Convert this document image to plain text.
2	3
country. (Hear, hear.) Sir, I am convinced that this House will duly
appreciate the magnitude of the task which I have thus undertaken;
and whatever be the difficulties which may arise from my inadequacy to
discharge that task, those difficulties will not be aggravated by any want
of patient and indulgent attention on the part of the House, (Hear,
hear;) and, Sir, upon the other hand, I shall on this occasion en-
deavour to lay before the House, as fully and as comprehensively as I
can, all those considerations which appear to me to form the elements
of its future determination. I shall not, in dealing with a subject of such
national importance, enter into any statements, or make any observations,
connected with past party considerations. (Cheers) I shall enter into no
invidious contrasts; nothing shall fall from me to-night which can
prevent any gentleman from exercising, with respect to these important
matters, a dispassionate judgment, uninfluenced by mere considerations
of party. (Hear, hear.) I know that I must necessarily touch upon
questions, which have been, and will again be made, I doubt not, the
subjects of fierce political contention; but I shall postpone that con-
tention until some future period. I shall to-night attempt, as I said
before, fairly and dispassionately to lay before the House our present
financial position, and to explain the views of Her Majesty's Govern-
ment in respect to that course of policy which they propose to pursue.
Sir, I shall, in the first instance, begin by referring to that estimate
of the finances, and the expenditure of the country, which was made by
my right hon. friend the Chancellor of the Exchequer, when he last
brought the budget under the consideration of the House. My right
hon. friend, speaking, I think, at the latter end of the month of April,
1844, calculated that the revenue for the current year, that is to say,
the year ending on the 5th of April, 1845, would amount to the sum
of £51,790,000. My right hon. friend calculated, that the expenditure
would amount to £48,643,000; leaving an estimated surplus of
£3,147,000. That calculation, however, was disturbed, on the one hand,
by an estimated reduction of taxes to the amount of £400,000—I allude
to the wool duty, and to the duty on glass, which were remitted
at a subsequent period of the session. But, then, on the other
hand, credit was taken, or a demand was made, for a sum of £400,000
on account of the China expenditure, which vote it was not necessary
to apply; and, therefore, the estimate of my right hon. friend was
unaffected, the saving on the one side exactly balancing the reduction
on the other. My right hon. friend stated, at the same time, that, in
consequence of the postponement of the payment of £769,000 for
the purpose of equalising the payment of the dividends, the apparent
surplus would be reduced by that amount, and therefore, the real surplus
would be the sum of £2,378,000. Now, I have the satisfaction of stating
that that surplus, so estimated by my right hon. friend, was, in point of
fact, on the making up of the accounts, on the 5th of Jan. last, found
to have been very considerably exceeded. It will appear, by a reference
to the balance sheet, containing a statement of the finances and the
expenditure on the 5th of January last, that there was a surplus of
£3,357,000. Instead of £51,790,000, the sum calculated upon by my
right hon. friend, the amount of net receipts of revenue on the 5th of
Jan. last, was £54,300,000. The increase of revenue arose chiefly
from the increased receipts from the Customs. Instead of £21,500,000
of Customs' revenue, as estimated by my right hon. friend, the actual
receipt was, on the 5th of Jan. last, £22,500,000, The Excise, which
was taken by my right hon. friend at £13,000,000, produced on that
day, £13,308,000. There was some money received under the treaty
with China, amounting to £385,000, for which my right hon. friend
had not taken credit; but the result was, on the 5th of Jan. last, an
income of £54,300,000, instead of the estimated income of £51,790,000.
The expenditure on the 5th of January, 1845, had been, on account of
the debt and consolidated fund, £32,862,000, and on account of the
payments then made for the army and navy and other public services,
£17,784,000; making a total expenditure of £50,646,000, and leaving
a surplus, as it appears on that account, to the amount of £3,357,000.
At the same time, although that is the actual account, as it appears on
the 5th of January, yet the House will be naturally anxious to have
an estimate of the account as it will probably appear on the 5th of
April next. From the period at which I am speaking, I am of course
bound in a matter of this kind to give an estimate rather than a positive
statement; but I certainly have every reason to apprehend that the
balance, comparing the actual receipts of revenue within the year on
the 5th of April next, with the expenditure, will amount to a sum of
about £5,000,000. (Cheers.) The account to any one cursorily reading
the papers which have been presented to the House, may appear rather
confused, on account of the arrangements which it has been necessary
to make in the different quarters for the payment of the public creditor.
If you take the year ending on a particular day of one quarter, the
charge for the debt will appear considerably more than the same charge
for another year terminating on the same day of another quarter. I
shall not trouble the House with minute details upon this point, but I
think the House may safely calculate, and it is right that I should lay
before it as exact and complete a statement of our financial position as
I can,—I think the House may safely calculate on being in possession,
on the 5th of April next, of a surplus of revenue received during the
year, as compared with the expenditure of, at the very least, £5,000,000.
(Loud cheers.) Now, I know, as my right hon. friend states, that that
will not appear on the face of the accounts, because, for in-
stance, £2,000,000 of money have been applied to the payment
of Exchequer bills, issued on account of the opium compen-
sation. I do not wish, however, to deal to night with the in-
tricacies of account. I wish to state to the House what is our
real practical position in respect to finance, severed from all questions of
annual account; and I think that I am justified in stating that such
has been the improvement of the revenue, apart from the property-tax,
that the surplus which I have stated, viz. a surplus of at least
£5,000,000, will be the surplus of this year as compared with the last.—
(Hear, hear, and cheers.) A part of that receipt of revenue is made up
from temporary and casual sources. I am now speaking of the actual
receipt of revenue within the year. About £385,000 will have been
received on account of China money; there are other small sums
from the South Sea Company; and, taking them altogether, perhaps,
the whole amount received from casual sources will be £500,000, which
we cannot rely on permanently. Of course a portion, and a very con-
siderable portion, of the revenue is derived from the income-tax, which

----

*EXERCISE PROMPT:*
Give back all the records exactly as they stand.

*WRITTEN RESPONSE:*
Convert this document image to plain text.
2	3
country. (Hear, hear.) Sir, I am convinced that this House will duly
appreciate the magnitude of the task which I have thus undertaken;
and whatever be the difficulties which may arise from my inadequacy to
discharge that task, those difficulties will not be aggravated by any want
of patient and indulgent attention on the part of the House, (Hear,
hear;) and, Sir, upon the other hand, I shall on this occasion en-
deavour to lay before the House, as fully and as comprehensively as I
can, all those considerations which appear to me to form the elements
of its future determination. I shall not, in dealing with a subject of such
national importance, enter into any statements, or make any observations,
connected with past party considerations. (Cheers) I shall enter into no
invidious contrasts; nothing shall fall from me to-night which can
prevent any gentleman from exercising, with respect to these important
matters, a dispassionate judgment, uninfluenced by mere considerations
of party. (Hear, hear.) I know that I must necessarily touch upon
questions, which have been, and will again be made, I doubt not, the
subjects of fierce political contention; but I shall postpone that con-
tention until some future period. I shall to-night attempt, as I said
before, fairly and dispassionately to lay before the House our present
financial position, and to explain the views of Her Majesty's Govern-
ment in respect to that course of policy which they propose to pursue.
Sir, I shall, in the first instance, begin by referring to that estimate
of the finances, and the expenditure of the country, which was made by
my right hon. friend the Chancellor of the Exchequer, when he last
brought the budget under the consideration of the House. My right
hon. friend, speaking, I think, at the latter end of the month of April,
1844, calculated that the revenue for the current year, that is to say,
the year ending on the 5th of April, 1845, would amount to the sum
of £51,790,000. My right hon. friend calculated, that the expenditure
would amount to £48,643,000; leaving an estimated surplus of
£3,147,000. That calculation, however, was disturbed, on the one hand,
by an estimated reduction of taxes to the amount of £400,000—I allude
to the wool duty, and to the duty on glass, which were remitted
at a subsequent period of the session. But, then, on the other
hand, credit was taken, or a demand was made, for a sum of £400,000
on account of the China expenditure, which vote it was not necessary
to apply; and, therefore, the estimate of my right hon. friend was
unaffected, the saving on the one side exactly balancing the reduction
on the other. My right hon. friend stated, at the same time, that, in
consequence of the postponement of the payment of £769,000 for
the purpose of equalising the payment of the dividends, the apparent
surplus would be reduced by that amount, and therefore, the real surplus
would be the sum of £2,378,000. Now, I have the satisfaction of stating
that that surplus, so estimated by my right hon. friend, was, in point of
fact, on the making up of the accounts, on the 5th of Jan. last, found
to have been very considerably exceeded. It will appear, by a reference
to the balance sheet, containing a statement of the finances and the
expenditure on the 5th of January last, that there was a surplus of
£3,357,000. Instead of £51,790,000, the sum calculated upon by my
right hon. friend, the amount of net receipts of revenue on the 5th of
Jan. last, was £54,300,000. The increase of revenue arose chiefly
from the increased receipts from the Customs. Instead of £21,500,000
of Customs' revenue, as estimated by my right hon. friend, the actual
receipt was, on the 5th of Jan. last, £22,500,000, The Excise, which
was taken by my right hon. friend at £13,000,000, produced on that
day, £13,308,000. There was some money received under the treaty
with China, amounting to £385,000, for which my right hon. friend
had not taken credit; but the result was, on the 5th of Jan. last, an
income of £54,300,000, instead of the estimated income of £51,790,000.
The expenditure on the 5th of January, 1845, had been, on account of
the debt and consolidated fund, £32,862,000, and on account of the
payments then made for the army and navy and other public services,
£17,784,000; making a total expenditure of £50,646,000, and leaving
a surplus, as it appears on that account, to the amount of £3,357,000.
At the same time, although that is the actual account, as it appears on
the 5th of January, yet the House will be naturally anxious to have
an estimate of the account as it will probably appear on the 5th of
April next. From the period at which I am speaking, I am of course
bound in a matter of this kind to give an estimate rather than a positive
statement; but I certainly have every reason to apprehend that the
balance, comparing the actual receipts of revenue within the year on
the 5th of April next, with the expenditure, will amount to a sum of
about £5,000,000. (Cheers.) The account to any one cursorily reading
the papers which have been presented to the House, may appear rather
confused, on account of the arrangements which it has been necessary
to make in the different quarters for the payment of the public creditor.
If you take the year ending on a particular day of one quarter, the
charge for the debt will appear considerably more than the same charge
for another year terminating on the same day of another quarter. I
shall not trouble the House with minute details upon this point, but I
think the House may safely calculate, and it is right that I should lay
before it as exact and complete a statement of our financial position as
I can,—I think the House may safely calculate on being in possession,
on the 5th of April next, of a surplus of revenue received during the
year, as compared with the expenditure of, at the very least, £5,000,000.
(Loud cheers.) Now, I know, as my right hon. friend states, that that
will not appear on the face of the accounts, because, for in-
stance, £2,000,000 of money have been applied to the payment
of Exchequer bills, issued on account of the opium compen-
sation. I do not wish, however, to deal to night with the in-
tricacies of account. I wish to state to the House what is our
real practical position in respect to finance, severed from all questions of
annual account; and I think that I am justified in stating that such
has been the improvement of the revenue, apart from the property-tax,
that the surplus which I have stated, viz. a surplus of at least
£5,000,000, will be the surplus of this year as compared with the last.—
(Hear, hear, and cheers.) A part of that receipt of revenue is made up
from temporary and casual sources. I am now speaking of the actual
receipt of revenue within the year. About £385,000 will have been
received on account of China money; there are other small sums
from the South Sea Company; and, taking them altogether, perhaps,
the whole amount received from casual sources will be £500,000, which
we cannot rely on permanently. Of course a portion, and a very con-
siderable portion, of the revenue is derived from the income-tax, which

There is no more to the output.